------ MATERIAL FOR THIS TASK ------
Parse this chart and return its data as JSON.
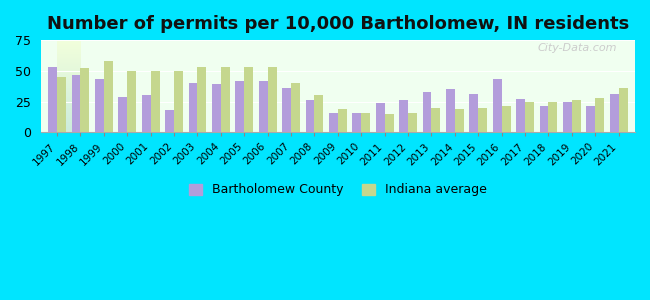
{
  "title": "Number of permits per 10,000 Bartholomew, IN residents",
  "years": [
    1997,
    1998,
    1999,
    2000,
    2001,
    2002,
    2003,
    2004,
    2005,
    2006,
    2007,
    2008,
    2009,
    2010,
    2011,
    2012,
    2013,
    2014,
    2015,
    2016,
    2017,
    2018,
    2019,
    2020,
    2021
  ],
  "bartholomew": [
    53,
    47,
    43,
    29,
    30,
    18,
    40,
    39,
    42,
    42,
    36,
    26,
    16,
    16,
    24,
    26,
    33,
    35,
    31,
    43,
    27,
    21,
    25,
    21,
    31
  ],
  "indiana": [
    45,
    52,
    58,
    50,
    50,
    50,
    53,
    53,
    53,
    53,
    40,
    30,
    19,
    16,
    15,
    16,
    20,
    19,
    20,
    21,
    25,
    25,
    26,
    28,
    36
  ],
  "bar_color_bartholomew": "#b39ddb",
  "bar_color_indiana": "#c5d78e",
  "background_top": "#e8f5e9",
  "background_bottom": "#e0f7fa",
  "plot_bg_top": "#e8f5e9",
  "plot_bg_bottom": "#f0fff0",
  "outer_bg": "#00e5ff",
  "ylim": [
    0,
    75
  ],
  "yticks": [
    0,
    25,
    50,
    75
  ],
  "title_fontsize": 13,
  "legend_bartholomew": "Bartholomew County",
  "legend_indiana": "Indiana average"
}
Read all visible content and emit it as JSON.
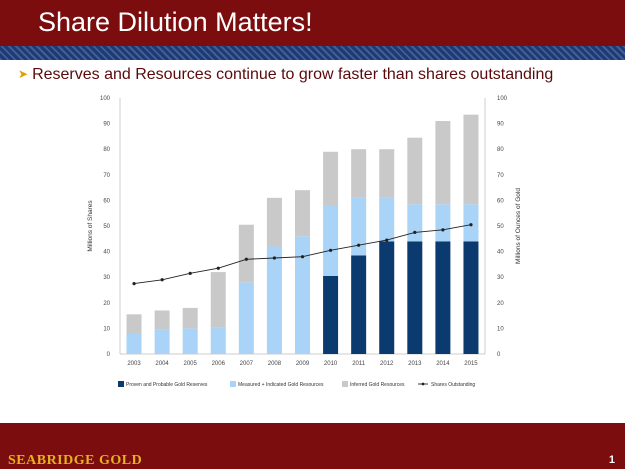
{
  "slide": {
    "title": "Share Dilution Matters!",
    "bullet": "Reserves and Resources continue to grow faster than shares outstanding",
    "footer_brand": "SEABRIDGE GOLD",
    "page_number": "1"
  },
  "colors": {
    "proven": "#0b3a6e",
    "measured": "#a9d3f7",
    "inferred": "#c9c9c9",
    "line": "#222222",
    "header": "#7b0d0e",
    "stripe": "#1b3a78"
  },
  "chart_data": {
    "type": "bar",
    "stacked": true,
    "categories": [
      "2003",
      "2004",
      "2005",
      "2006",
      "2007",
      "2008",
      "2009",
      "2010",
      "2011",
      "2012",
      "2013",
      "2014",
      "2015"
    ],
    "series": [
      {
        "name": "Proven and Probable Gold Reserves",
        "axis": "right",
        "kind": "bar",
        "values": [
          0,
          0,
          0,
          0,
          0,
          0,
          0,
          30.5,
          38.5,
          44,
          44,
          44,
          44
        ]
      },
      {
        "name": "Measured + Indicated Gold Resources",
        "axis": "right",
        "kind": "bar",
        "values": [
          8,
          9.5,
          10,
          10.5,
          28,
          42,
          46,
          27.5,
          22.5,
          17,
          14.5,
          14.5,
          14.5
        ]
      },
      {
        "name": "Inferred Gold Resources",
        "axis": "right",
        "kind": "bar",
        "values": [
          7.5,
          7.5,
          8,
          21.5,
          22.5,
          19,
          18,
          21,
          19,
          19,
          26,
          32.5,
          35
        ]
      },
      {
        "name": "Shares Outstanding",
        "axis": "left",
        "kind": "line",
        "values": [
          27.5,
          29,
          31.5,
          33.5,
          37,
          37.5,
          38,
          40.5,
          42.5,
          44.5,
          47.5,
          48.5,
          50.5
        ]
      }
    ],
    "ylabel": "Millions of Shares",
    "y2label": "Millions of Ounces of Gold",
    "ylim": [
      0,
      100
    ],
    "y2lim": [
      0,
      100
    ],
    "yticks": [
      0,
      10,
      20,
      30,
      40,
      50,
      60,
      70,
      80,
      90,
      100
    ],
    "grid": false,
    "legend": "bottom"
  }
}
------
GOAL: Print each line of the material above exactly, with the pictures removed from your copy.

TASK OUTPUT:
Parse this chart and return its data as JSON.
{
  "title": "Number of permits per 10,000 Bartholomew, IN residents",
  "years": [
    1997,
    1998,
    1999,
    2000,
    2001,
    2002,
    2003,
    2004,
    2005,
    2006,
    2007,
    2008,
    2009,
    2010,
    2011,
    2012,
    2013,
    2014,
    2015,
    2016,
    2017,
    2018,
    2019,
    2020,
    2021
  ],
  "bartholomew": [
    53,
    47,
    43,
    29,
    30,
    18,
    40,
    39,
    42,
    42,
    36,
    26,
    16,
    16,
    24,
    26,
    33,
    35,
    31,
    43,
    27,
    21,
    25,
    21,
    31
  ],
  "indiana": [
    45,
    52,
    58,
    50,
    50,
    50,
    53,
    53,
    53,
    53,
    40,
    30,
    19,
    16,
    15,
    16,
    20,
    19,
    20,
    21,
    25,
    25,
    26,
    28,
    36
  ],
  "bar_color_bartholomew": "#b39ddb",
  "bar_color_indiana": "#c5d78e",
  "background_top": "#e8f5e9",
  "background_bottom": "#e0f7fa",
  "plot_bg_top": "#e8f5e9",
  "plot_bg_bottom": "#f0fff0",
  "outer_bg": "#00e5ff",
  "ylim": [
    0,
    75
  ],
  "yticks": [
    0,
    25,
    50,
    75
  ],
  "title_fontsize": 13,
  "legend_bartholomew": "Bartholomew County",
  "legend_indiana": "Indiana average"
}
Read all visible content and emit it as JSON.
{
  "slide": {
    "title": "Share Dilution Matters!",
    "bullet": "Reserves and Resources continue to grow faster than shares outstanding",
    "footer_brand": "SEABRIDGE GOLD",
    "page_number": "1"
  },
  "colors": {
    "proven": "#0b3a6e",
    "measured": "#a9d3f7",
    "inferred": "#c9c9c9",
    "line": "#222222",
    "header": "#7b0d0e",
    "stripe": "#1b3a78"
  },
  "chart_data": {
    "type": "bar",
    "stacked": true,
    "categories": [
      "2003",
      "2004",
      "2005",
      "2006",
      "2007",
      "2008",
      "2009",
      "2010",
      "2011",
      "2012",
      "2013",
      "2014",
      "2015"
    ],
    "series": [
      {
        "name": "Proven and Probable Gold Reserves",
        "axis": "right",
        "kind": "bar",
        "values": [
          0,
          0,
          0,
          0,
          0,
          0,
          0,
          30.5,
          38.5,
          44,
          44,
          44,
          44
        ]
      },
      {
        "name": "Measured + Indicated Gold Resources",
        "axis": "right",
        "kind": "bar",
        "values": [
          8,
          9.5,
          10,
          10.5,
          28,
          42,
          46,
          27.5,
          22.5,
          17,
          14.5,
          14.5,
          14.5
        ]
      },
      {
        "name": "Inferred Gold Resources",
        "axis": "right",
        "kind": "bar",
        "values": [
          7.5,
          7.5,
          8,
          21.5,
          22.5,
          19,
          18,
          21,
          19,
          19,
          26,
          32.5,
          35
        ]
      },
      {
        "name": "Shares Outstanding",
        "axis": "left",
        "kind": "line",
        "values": [
          27.5,
          29,
          31.5,
          33.5,
          37,
          37.5,
          38,
          40.5,
          42.5,
          44.5,
          47.5,
          48.5,
          50.5
        ]
      }
    ],
    "ylabel": "Millions of Shares",
    "y2label": "Millions of Ounces of Gold",
    "ylim": [
      0,
      100
    ],
    "y2lim": [
      0,
      100
    ],
    "yticks": [
      0,
      10,
      20,
      30,
      40,
      50,
      60,
      70,
      80,
      90,
      100
    ],
    "grid": false,
    "legend": "bottom"
  }
}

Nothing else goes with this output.